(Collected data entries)
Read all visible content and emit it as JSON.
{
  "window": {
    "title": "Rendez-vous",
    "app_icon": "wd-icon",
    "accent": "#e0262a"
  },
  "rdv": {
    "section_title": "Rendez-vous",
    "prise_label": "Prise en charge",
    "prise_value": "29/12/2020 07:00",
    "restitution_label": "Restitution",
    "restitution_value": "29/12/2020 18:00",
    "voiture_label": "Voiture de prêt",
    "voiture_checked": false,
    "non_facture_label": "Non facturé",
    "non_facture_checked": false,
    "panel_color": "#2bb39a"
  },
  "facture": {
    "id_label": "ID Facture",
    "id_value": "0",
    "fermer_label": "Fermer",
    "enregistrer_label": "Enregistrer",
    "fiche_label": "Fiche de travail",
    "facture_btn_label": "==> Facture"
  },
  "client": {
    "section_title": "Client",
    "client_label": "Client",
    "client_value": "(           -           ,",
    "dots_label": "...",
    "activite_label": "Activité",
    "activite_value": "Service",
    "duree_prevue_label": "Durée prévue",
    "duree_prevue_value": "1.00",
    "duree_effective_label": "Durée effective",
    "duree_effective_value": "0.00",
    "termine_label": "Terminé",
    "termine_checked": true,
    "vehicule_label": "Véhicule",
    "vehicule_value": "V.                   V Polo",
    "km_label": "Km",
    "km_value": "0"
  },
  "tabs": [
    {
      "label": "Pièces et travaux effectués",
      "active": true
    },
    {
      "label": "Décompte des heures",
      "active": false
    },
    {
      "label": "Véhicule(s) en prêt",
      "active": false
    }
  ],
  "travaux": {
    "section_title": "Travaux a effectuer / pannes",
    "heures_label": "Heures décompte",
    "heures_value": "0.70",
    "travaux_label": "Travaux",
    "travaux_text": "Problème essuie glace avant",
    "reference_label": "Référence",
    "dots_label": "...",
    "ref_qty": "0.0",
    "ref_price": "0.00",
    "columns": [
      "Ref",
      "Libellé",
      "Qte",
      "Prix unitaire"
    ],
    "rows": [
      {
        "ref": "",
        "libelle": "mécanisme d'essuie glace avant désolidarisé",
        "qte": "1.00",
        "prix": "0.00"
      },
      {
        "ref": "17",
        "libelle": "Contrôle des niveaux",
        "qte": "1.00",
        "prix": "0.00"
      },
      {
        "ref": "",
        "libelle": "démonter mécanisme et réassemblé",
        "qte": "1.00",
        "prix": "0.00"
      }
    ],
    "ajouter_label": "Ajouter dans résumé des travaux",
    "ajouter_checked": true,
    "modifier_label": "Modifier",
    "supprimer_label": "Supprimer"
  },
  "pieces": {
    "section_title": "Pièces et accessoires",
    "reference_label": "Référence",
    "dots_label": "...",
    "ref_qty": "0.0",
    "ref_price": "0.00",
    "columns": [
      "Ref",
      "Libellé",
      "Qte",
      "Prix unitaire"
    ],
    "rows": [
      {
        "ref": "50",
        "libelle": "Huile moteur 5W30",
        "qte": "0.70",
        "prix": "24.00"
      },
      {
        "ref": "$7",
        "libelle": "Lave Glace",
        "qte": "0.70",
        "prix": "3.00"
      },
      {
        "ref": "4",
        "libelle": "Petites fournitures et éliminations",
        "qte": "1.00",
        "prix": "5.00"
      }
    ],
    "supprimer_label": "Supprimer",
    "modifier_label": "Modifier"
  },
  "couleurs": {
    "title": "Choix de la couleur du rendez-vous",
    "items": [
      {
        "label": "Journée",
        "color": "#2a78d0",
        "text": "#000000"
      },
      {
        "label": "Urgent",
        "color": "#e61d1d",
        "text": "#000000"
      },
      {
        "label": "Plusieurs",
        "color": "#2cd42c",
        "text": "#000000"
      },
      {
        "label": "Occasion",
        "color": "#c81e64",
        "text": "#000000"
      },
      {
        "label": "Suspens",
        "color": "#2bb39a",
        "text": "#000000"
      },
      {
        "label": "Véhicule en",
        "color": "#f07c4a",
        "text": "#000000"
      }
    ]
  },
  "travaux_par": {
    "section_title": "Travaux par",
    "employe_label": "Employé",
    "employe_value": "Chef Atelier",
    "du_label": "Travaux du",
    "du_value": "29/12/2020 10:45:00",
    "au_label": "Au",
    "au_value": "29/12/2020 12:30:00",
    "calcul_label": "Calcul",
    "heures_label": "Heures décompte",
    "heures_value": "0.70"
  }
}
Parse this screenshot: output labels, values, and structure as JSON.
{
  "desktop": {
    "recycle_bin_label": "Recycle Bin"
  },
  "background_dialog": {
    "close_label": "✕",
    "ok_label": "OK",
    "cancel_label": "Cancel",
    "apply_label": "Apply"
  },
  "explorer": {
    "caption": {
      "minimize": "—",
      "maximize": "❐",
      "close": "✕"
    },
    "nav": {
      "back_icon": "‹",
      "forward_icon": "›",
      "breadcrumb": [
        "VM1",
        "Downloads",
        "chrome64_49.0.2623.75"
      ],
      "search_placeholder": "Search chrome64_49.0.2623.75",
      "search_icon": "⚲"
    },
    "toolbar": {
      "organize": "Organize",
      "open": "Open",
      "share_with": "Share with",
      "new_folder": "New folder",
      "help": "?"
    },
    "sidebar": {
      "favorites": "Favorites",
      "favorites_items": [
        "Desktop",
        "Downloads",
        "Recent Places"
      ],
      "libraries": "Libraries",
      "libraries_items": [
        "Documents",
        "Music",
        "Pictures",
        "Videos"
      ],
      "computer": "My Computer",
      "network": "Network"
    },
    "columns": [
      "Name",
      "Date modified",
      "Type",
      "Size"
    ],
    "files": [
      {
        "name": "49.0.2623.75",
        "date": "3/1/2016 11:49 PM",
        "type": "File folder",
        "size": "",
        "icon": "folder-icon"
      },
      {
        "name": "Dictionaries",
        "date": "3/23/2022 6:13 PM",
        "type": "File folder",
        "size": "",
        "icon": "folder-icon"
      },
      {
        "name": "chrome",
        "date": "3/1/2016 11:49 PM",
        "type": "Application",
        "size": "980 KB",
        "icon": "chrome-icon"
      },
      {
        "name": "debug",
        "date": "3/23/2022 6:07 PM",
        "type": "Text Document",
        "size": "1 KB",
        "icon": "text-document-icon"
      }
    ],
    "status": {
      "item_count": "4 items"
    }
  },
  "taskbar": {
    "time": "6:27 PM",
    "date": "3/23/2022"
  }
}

**Instructions for the task**: Set down all of the records shown above once more, exactly.

**Solution**:
Read all visible content and emit it as JSON.
{
  "window": {
    "title": "Rendez-vous",
    "app_icon": "wd-icon",
    "accent": "#e0262a"
  },
  "rdv": {
    "section_title": "Rendez-vous",
    "prise_label": "Prise en charge",
    "prise_value": "29/12/2020 07:00",
    "restitution_label": "Restitution",
    "restitution_value": "29/12/2020 18:00",
    "voiture_label": "Voiture de prêt",
    "voiture_checked": false,
    "non_facture_label": "Non facturé",
    "non_facture_checked": false,
    "panel_color": "#2bb39a"
  },
  "facture": {
    "id_label": "ID Facture",
    "id_value": "0",
    "fermer_label": "Fermer",
    "enregistrer_label": "Enregistrer",
    "fiche_label": "Fiche de travail",
    "facture_btn_label": "==> Facture"
  },
  "client": {
    "section_title": "Client",
    "client_label": "Client",
    "client_value": "(           -           ,",
    "dots_label": "...",
    "activite_label": "Activité",
    "activite_value": "Service",
    "duree_prevue_label": "Durée prévue",
    "duree_prevue_value": "1.00",
    "duree_effective_label": "Durée effective",
    "duree_effective_value": "0.00",
    "termine_label": "Terminé",
    "termine_checked": true,
    "vehicule_label": "Véhicule",
    "vehicule_value": "V.                   V Polo",
    "km_label": "Km",
    "km_value": "0"
  },
  "tabs": [
    {
      "label": "Pièces et travaux effectués",
      "active": true
    },
    {
      "label": "Décompte des heures",
      "active": false
    },
    {
      "label": "Véhicule(s) en prêt",
      "active": false
    }
  ],
  "travaux": {
    "section_title": "Travaux a effectuer / pannes",
    "heures_label": "Heures décompte",
    "heures_value": "0.70",
    "travaux_label": "Travaux",
    "travaux_text": "Problème essuie glace avant",
    "reference_label": "Référence",
    "dots_label": "...",
    "ref_qty": "0.0",
    "ref_price": "0.00",
    "columns": [
      "Ref",
      "Libellé",
      "Qte",
      "Prix unitaire"
    ],
    "rows": [
      {
        "ref": "",
        "libelle": "mécanisme d'essuie glace avant désolidarisé",
        "qte": "1.00",
        "prix": "0.00"
      },
      {
        "ref": "17",
        "libelle": "Contrôle des niveaux",
        "qte": "1.00",
        "prix": "0.00"
      },
      {
        "ref": "",
        "libelle": "démonter mécanisme et réassemblé",
        "qte": "1.00",
        "prix": "0.00"
      }
    ],
    "ajouter_label": "Ajouter dans résumé des travaux",
    "ajouter_checked": true,
    "modifier_label": "Modifier",
    "supprimer_label": "Supprimer"
  },
  "pieces": {
    "section_title": "Pièces et accessoires",
    "reference_label": "Référence",
    "dots_label": "...",
    "ref_qty": "0.0",
    "ref_price": "0.00",
    "columns": [
      "Ref",
      "Libellé",
      "Qte",
      "Prix unitaire"
    ],
    "rows": [
      {
        "ref": "50",
        "libelle": "Huile moteur 5W30",
        "qte": "0.70",
        "prix": "24.00"
      },
      {
        "ref": "$7",
        "libelle": "Lave Glace",
        "qte": "0.70",
        "prix": "3.00"
      },
      {
        "ref": "4",
        "libelle": "Petites fournitures et éliminations",
        "qte": "1.00",
        "prix": "5.00"
      }
    ],
    "supprimer_label": "Supprimer",
    "modifier_label": "Modifier"
  },
  "couleurs": {
    "title": "Choix de la couleur du rendez-vous",
    "items": [
      {
        "label": "Journée",
        "color": "#2a78d0",
        "text": "#000000"
      },
      {
        "label": "Urgent",
        "color": "#e61d1d",
        "text": "#000000"
      },
      {
        "label": "Plusieurs",
        "color": "#2cd42c",
        "text": "#000000"
      },
      {
        "label": "Occasion",
        "color": "#c81e64",
        "text": "#000000"
      },
      {
        "label": "Suspens",
        "color": "#2bb39a",
        "text": "#000000"
      },
      {
        "label": "Véhicule en",
        "color": "#f07c4a",
        "text": "#000000"
      }
    ]
  },
  "travaux_par": {
    "section_title": "Travaux par",
    "employe_label": "Employé",
    "employe_value": "Chef Atelier",
    "du_label": "Travaux du",
    "du_value": "29/12/2020 10:45:00",
    "au_label": "Au",
    "au_value": "29/12/2020 12:30:00",
    "calcul_label": "Calcul",
    "heures_label": "Heures décompte",
    "heures_value": "0.70"
  }
}
Parse this screenshot: output labels, values, and structure as JSON.
{
  "desktop": {
    "recycle_bin_label": "Recycle Bin"
  },
  "background_dialog": {
    "close_label": "✕",
    "ok_label": "OK",
    "cancel_label": "Cancel",
    "apply_label": "Apply"
  },
  "explorer": {
    "caption": {
      "minimize": "—",
      "maximize": "❐",
      "close": "✕"
    },
    "nav": {
      "back_icon": "‹",
      "forward_icon": "›",
      "breadcrumb": [
        "VM1",
        "Downloads",
        "chrome64_49.0.2623.75"
      ],
      "search_placeholder": "Search chrome64_49.0.2623.75",
      "search_icon": "⚲"
    },
    "toolbar": {
      "organize": "Organize",
      "open": "Open",
      "share_with": "Share with",
      "new_folder": "New folder",
      "help": "?"
    },
    "sidebar": {
      "favorites": "Favorites",
      "favorites_items": [
        "Desktop",
        "Downloads",
        "Recent Places"
      ],
      "libraries": "Libraries",
      "libraries_items": [
        "Documents",
        "Music",
        "Pictures",
        "Videos"
      ],
      "computer": "My Computer",
      "network": "Network"
    },
    "columns": [
      "Name",
      "Date modified",
      "Type",
      "Size"
    ],
    "files": [
      {
        "name": "49.0.2623.75",
        "date": "3/1/2016 11:49 PM",
        "type": "File folder",
        "size": "",
        "icon": "folder-icon"
      },
      {
        "name": "Dictionaries",
        "date": "3/23/2022 6:13 PM",
        "type": "File folder",
        "size": "",
        "icon": "folder-icon"
      },
      {
        "name": "chrome",
        "date": "3/1/2016 11:49 PM",
        "type": "Application",
        "size": "980 KB",
        "icon": "chrome-icon"
      },
      {
        "name": "debug",
        "date": "3/23/2022 6:07 PM",
        "type": "Text Document",
        "size": "1 KB",
        "icon": "text-document-icon"
      }
    ],
    "status": {
      "item_count": "4 items"
    }
  },
  "taskbar": {
    "time": "6:27 PM",
    "date": "3/23/2022"
  }
}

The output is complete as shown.